Data supplied -
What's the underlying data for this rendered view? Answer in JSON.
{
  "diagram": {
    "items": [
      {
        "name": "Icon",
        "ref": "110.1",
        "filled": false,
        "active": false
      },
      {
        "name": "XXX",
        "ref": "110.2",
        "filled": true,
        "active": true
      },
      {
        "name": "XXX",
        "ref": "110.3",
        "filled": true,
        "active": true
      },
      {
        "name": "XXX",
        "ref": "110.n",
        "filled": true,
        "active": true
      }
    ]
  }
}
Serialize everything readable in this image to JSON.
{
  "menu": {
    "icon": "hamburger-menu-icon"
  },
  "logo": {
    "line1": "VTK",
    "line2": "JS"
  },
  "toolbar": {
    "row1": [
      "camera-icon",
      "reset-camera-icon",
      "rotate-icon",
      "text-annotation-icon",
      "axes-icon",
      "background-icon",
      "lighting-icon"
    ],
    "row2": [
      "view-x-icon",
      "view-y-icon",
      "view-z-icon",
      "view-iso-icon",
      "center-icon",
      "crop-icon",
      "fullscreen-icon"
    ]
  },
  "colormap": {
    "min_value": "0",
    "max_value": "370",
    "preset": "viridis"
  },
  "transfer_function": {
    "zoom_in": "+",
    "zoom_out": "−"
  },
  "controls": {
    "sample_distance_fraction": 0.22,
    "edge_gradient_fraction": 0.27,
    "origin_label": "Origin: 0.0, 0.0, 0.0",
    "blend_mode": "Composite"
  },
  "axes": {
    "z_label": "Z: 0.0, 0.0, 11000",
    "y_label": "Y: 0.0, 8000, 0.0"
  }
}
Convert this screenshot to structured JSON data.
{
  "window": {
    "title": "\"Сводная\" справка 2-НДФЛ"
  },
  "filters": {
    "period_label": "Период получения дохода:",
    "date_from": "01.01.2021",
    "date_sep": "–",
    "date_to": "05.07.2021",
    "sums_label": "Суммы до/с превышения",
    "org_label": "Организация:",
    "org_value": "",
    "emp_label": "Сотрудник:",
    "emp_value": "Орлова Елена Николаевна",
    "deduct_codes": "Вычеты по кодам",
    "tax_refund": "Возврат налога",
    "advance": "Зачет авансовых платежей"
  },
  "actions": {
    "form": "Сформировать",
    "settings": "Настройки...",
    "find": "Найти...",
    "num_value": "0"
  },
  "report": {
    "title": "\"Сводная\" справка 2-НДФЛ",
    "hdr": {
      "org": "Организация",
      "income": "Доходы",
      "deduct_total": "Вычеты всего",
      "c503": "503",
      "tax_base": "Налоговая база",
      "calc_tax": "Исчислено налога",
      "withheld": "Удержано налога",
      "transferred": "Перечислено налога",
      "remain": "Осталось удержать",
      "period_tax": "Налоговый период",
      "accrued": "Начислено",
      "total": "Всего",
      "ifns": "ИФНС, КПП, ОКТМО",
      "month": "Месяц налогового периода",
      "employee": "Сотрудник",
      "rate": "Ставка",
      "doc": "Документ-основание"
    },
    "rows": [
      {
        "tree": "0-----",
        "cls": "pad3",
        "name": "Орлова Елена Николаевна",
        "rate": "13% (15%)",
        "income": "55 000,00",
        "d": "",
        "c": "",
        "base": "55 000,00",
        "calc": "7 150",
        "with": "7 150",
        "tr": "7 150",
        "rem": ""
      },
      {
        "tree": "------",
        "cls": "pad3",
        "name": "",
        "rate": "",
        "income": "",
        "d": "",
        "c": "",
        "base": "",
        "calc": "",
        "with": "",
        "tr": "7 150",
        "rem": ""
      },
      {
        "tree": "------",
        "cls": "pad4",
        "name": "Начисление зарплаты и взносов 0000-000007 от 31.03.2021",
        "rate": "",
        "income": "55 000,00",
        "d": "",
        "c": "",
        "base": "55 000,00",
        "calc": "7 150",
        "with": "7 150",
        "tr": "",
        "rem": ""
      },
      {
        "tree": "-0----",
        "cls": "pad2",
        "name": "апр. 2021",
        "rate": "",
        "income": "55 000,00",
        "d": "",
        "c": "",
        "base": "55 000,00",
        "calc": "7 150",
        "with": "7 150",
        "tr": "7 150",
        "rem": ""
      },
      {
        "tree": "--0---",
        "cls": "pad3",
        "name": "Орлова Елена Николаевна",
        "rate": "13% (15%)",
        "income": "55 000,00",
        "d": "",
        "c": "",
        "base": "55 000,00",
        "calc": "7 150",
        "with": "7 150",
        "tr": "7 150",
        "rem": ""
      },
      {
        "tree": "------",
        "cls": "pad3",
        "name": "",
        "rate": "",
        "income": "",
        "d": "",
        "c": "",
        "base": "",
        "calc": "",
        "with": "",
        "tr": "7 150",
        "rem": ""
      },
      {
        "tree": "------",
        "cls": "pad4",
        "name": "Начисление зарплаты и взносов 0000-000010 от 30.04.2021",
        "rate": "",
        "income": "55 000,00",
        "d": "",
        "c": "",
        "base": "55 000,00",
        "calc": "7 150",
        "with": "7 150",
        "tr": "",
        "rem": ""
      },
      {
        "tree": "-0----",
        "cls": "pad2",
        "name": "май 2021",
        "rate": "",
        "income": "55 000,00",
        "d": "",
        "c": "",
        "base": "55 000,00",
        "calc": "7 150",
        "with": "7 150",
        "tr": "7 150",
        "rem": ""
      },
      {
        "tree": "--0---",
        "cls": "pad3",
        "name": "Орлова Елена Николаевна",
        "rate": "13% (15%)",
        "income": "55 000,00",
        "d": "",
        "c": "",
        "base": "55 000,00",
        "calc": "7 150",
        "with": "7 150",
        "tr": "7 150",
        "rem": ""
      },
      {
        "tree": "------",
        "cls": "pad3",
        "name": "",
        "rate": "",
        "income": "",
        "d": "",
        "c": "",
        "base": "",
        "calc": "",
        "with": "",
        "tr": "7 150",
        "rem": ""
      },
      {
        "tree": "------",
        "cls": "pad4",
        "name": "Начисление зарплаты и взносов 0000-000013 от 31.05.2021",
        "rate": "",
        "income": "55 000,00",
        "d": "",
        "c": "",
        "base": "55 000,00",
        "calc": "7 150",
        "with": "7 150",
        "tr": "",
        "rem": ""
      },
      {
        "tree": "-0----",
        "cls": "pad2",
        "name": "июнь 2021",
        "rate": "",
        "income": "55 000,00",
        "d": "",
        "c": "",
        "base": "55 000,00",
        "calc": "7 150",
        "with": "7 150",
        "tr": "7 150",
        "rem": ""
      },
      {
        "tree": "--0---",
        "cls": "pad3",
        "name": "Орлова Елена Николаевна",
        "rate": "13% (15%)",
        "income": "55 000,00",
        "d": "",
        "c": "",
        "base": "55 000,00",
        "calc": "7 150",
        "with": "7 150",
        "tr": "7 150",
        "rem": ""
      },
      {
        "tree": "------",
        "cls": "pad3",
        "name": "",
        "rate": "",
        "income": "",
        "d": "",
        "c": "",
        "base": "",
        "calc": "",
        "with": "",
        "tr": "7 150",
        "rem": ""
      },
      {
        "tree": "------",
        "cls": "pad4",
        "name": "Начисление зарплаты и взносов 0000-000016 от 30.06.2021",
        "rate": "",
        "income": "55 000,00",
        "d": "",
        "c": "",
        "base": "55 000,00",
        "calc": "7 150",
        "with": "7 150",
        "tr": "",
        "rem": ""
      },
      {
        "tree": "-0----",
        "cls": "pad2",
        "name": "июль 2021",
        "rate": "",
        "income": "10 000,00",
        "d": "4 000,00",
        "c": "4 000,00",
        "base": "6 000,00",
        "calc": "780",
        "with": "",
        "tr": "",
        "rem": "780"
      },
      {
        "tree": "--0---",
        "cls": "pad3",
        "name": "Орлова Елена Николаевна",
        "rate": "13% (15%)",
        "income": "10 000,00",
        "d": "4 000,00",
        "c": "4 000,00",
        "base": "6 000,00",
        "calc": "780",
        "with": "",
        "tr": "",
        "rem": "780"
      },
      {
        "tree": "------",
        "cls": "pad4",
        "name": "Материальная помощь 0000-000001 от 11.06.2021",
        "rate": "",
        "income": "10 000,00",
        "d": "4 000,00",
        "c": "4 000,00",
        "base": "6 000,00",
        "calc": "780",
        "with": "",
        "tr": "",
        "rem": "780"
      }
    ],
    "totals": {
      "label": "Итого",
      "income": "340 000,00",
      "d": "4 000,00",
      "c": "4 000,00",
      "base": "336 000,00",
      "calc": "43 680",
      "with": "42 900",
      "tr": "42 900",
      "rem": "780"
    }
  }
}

Stated problem -
Return the lines of the records that include the string "Сотрудник".

Answer for this exercise -
    "emp_label": "Сотрудник:",
      "employee": "Сотрудник",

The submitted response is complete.